==== TASK DATA

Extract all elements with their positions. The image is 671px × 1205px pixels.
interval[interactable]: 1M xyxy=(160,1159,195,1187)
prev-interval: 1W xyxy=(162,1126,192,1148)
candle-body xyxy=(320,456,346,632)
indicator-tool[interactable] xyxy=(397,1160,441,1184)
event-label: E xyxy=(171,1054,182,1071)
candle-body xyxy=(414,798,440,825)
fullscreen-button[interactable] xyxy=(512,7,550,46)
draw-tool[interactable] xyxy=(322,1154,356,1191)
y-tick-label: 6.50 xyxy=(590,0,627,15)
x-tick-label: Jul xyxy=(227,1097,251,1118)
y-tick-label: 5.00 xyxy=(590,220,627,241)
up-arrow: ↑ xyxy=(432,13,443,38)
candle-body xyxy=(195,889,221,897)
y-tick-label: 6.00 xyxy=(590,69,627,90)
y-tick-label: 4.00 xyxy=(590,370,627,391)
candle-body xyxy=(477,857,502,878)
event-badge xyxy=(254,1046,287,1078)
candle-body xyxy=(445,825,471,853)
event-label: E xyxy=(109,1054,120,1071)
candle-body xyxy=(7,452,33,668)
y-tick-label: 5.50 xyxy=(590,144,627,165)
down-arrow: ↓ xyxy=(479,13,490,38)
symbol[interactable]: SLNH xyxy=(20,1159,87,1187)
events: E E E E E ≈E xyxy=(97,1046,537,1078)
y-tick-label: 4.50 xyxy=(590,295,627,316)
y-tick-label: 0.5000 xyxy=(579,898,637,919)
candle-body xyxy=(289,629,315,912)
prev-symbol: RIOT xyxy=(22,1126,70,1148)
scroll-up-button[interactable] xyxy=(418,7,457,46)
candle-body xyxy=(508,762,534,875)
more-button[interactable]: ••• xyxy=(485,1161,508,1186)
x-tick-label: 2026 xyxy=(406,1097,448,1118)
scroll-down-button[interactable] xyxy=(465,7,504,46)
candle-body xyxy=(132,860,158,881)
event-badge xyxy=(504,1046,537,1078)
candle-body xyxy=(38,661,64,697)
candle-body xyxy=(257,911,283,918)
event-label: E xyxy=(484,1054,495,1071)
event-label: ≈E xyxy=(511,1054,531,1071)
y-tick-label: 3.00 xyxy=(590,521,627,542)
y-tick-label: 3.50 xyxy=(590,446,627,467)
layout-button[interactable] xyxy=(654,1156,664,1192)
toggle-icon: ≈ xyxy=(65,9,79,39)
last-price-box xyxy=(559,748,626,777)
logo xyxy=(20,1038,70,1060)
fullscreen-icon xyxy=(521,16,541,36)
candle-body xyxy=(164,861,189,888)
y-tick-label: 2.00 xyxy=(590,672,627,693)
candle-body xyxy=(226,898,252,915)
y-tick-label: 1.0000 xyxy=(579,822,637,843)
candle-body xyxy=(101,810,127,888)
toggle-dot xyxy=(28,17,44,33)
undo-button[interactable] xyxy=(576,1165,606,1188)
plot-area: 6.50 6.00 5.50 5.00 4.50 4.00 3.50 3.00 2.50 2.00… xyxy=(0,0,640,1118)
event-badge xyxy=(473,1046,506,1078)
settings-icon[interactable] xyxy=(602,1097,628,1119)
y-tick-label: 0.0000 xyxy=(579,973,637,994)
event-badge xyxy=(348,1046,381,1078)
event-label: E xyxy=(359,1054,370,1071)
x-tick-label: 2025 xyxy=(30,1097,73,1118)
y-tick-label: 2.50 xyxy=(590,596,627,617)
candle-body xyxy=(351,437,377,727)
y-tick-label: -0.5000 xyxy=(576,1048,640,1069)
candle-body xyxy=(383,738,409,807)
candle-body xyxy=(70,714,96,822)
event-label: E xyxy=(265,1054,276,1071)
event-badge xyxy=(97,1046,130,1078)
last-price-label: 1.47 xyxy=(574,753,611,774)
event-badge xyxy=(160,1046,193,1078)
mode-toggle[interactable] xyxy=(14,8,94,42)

========

## TASK GOAL
Print the data above verbatim, beginning with its first line and stopping after the line that contains "event-label: E xyxy=(171,1054,182,1071)".

## FULL SOLUTION
Extract all elements with their positions. The image is 671px × 1205px pixels.
interval[interactable]: 1M xyxy=(160,1159,195,1187)
prev-interval: 1W xyxy=(162,1126,192,1148)
candle-body xyxy=(320,456,346,632)
indicator-tool[interactable] xyxy=(397,1160,441,1184)
event-label: E xyxy=(171,1054,182,1071)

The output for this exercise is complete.